__DIRECTION__. What is needed is an exact repeat of the lines from the line containing "Serialize everything readable" through the final line of the entries below, and nothing else.

Records from a collection of figures:
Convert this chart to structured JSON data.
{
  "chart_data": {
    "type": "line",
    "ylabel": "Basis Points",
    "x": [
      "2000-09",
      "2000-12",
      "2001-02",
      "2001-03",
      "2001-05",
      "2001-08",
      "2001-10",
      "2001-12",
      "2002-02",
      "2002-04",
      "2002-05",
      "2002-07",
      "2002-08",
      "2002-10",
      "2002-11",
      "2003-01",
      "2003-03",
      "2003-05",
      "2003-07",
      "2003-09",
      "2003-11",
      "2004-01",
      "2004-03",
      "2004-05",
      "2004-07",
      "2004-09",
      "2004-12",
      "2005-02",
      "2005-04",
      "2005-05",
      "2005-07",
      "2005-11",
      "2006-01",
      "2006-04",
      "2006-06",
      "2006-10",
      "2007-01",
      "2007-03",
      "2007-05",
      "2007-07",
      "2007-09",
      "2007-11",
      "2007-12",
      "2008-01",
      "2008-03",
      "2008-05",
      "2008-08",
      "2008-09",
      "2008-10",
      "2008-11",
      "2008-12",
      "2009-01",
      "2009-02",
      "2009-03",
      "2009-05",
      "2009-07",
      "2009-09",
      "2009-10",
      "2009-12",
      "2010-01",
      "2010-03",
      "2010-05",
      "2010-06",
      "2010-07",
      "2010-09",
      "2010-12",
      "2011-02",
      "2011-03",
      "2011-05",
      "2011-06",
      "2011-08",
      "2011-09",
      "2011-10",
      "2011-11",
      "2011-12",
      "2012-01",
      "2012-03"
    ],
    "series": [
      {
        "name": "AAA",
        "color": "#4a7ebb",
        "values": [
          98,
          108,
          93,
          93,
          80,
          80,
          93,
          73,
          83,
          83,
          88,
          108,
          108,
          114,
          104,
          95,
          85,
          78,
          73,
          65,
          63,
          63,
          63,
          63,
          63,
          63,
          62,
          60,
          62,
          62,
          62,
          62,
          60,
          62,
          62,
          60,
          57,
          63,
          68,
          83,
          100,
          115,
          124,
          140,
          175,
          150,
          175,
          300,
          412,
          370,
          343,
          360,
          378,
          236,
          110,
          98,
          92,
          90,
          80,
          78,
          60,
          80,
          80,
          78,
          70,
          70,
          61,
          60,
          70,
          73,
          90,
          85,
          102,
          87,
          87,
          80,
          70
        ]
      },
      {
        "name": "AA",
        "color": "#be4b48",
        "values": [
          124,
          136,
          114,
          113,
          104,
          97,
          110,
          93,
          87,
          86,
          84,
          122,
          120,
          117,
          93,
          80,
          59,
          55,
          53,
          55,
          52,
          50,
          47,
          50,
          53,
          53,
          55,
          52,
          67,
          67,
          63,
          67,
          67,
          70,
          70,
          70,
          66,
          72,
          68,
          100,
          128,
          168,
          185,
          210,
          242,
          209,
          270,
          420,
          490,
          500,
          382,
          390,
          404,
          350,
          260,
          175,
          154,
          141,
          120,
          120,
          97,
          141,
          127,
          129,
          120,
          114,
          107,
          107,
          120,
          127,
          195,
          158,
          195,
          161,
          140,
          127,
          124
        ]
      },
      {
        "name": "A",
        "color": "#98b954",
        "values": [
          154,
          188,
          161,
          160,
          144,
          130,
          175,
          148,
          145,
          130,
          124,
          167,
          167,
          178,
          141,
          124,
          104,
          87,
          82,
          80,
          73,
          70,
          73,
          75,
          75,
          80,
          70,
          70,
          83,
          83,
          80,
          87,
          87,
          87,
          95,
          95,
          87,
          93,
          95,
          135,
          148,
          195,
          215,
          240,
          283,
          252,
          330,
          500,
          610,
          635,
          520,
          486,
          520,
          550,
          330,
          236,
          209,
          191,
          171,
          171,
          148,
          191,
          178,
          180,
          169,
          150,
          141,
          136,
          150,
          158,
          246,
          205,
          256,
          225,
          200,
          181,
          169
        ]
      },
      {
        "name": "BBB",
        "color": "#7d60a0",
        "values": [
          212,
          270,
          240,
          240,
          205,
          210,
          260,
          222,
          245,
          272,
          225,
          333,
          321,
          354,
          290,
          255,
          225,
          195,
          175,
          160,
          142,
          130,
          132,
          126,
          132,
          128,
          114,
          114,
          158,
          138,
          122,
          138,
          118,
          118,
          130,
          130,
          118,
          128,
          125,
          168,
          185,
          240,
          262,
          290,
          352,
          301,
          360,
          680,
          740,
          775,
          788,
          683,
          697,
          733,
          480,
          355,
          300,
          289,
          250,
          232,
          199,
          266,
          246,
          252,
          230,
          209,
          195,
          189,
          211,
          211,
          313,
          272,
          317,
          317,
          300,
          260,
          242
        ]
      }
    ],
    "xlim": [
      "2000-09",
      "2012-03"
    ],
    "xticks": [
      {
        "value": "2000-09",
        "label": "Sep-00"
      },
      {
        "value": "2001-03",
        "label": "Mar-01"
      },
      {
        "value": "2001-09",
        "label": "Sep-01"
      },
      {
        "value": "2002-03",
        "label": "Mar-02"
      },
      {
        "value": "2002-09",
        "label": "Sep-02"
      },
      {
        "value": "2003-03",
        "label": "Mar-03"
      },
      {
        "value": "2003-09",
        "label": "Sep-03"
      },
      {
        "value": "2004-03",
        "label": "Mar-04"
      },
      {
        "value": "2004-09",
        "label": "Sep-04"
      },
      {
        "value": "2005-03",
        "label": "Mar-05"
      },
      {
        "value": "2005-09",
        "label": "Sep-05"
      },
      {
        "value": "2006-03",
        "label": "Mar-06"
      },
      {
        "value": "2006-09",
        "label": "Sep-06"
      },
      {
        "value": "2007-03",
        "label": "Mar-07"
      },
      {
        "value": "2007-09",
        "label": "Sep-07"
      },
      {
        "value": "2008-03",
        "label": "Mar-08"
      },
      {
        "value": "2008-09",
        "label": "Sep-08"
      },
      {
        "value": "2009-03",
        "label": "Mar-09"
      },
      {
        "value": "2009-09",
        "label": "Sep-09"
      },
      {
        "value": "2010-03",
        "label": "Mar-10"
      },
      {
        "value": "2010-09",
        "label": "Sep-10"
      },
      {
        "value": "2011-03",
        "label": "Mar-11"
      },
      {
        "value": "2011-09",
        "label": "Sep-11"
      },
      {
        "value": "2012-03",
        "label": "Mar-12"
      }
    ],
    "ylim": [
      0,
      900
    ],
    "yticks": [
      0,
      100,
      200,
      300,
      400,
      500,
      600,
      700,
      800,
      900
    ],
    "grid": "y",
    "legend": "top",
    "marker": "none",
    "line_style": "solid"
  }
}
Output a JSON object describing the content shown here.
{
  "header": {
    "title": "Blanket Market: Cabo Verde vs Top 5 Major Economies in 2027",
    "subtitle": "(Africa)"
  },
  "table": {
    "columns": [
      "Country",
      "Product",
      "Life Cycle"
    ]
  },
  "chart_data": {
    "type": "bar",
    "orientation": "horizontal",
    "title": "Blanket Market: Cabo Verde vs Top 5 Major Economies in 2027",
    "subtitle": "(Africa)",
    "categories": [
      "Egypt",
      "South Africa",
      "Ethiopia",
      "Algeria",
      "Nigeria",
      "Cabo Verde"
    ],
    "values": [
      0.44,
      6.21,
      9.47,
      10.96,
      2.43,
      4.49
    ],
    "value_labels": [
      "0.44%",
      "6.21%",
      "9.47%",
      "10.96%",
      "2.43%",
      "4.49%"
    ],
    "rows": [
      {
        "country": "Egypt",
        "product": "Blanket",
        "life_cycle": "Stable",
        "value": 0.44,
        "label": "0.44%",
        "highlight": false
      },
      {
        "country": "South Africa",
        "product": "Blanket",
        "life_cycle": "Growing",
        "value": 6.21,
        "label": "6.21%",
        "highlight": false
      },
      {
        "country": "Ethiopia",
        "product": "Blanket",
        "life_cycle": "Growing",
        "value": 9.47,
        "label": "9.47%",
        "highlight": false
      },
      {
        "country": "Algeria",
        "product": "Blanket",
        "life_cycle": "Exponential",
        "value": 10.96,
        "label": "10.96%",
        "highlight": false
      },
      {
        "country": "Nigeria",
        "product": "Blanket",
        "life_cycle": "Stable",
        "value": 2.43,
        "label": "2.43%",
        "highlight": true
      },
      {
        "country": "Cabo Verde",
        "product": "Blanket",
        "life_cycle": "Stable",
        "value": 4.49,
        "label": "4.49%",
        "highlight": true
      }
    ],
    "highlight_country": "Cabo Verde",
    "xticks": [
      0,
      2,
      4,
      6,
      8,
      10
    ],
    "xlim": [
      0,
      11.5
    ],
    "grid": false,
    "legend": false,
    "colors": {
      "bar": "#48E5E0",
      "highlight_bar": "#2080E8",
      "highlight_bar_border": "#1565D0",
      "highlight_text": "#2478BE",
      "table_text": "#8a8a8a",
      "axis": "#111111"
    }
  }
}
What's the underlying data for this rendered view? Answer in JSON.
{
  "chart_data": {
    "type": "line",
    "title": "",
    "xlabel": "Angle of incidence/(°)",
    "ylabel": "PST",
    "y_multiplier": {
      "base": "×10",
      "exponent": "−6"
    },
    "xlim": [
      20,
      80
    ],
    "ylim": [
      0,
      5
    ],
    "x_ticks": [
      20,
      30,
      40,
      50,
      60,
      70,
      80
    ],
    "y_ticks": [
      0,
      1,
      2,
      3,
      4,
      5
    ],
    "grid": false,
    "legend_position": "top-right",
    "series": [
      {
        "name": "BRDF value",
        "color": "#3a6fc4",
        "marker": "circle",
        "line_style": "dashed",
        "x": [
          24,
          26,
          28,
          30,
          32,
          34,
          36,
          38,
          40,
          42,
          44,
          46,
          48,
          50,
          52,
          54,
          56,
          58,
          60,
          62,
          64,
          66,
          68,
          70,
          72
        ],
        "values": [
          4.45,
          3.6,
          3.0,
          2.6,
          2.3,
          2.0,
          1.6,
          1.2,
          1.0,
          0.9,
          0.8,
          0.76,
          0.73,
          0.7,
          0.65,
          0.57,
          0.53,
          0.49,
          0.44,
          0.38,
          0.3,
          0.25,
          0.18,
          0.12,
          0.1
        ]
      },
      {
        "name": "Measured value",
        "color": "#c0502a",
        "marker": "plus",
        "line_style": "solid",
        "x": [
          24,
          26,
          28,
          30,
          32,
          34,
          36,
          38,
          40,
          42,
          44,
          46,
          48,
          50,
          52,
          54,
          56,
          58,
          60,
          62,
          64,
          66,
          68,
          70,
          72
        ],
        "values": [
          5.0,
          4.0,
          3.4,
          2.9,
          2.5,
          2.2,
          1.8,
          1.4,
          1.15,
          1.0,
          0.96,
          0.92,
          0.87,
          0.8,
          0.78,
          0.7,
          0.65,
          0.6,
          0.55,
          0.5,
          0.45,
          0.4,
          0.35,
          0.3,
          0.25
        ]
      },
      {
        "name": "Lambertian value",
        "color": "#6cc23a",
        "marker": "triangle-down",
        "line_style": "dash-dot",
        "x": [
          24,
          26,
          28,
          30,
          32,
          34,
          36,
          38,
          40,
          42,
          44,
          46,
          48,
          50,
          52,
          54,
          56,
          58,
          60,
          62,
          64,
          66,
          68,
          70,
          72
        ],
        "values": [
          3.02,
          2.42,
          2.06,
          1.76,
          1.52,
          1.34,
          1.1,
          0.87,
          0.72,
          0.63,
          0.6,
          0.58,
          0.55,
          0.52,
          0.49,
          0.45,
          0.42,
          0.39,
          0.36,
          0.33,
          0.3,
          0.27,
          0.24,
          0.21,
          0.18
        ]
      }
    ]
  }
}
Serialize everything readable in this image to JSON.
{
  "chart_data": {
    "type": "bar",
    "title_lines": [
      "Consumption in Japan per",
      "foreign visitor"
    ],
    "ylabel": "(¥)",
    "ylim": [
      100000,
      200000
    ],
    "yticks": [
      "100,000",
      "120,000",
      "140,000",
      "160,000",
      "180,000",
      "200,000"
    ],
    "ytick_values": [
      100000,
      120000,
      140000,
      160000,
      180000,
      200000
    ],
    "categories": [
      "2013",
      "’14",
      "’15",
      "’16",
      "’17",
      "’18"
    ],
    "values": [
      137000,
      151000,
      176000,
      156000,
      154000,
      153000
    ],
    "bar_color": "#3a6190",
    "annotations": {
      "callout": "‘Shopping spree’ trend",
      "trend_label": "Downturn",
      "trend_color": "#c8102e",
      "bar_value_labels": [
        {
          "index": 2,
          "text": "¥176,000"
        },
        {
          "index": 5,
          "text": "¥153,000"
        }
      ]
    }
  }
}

__FINAL RESULT__.
Serialize everything readable in this image to JSON.
{
  "chart_data": {
    "type": "bar",
    "title_lines": [
      "Consumption in Japan per",
      "foreign visitor"
    ],
    "ylabel": "(¥)",
    "ylim": [
      100000,
      200000
    ],
    "yticks": [
      "100,000",
      "120,000",
      "140,000",
      "160,000",
      "180,000",
      "200,000"
    ],
    "ytick_values": [
      100000,
      120000,
      140000,
      160000,
      180000,
      200000
    ],
    "categories": [
      "2013",
      "’14",
      "’15",
      "’16",
      "’17",
      "’18"
    ],
    "values": [
      137000,
      151000,
      176000,
      156000,
      154000,
      153000
    ],
    "bar_color": "#3a6190",
    "annotations": {
      "callout": "‘Shopping spree’ trend",
      "trend_label": "Downturn",
      "trend_color": "#c8102e",
      "bar_value_labels": [
        {
          "index": 2,
          "text": "¥176,000"
        },
        {
          "index": 5,
          "text": "¥153,000"
        }
      ]
    }
  }
}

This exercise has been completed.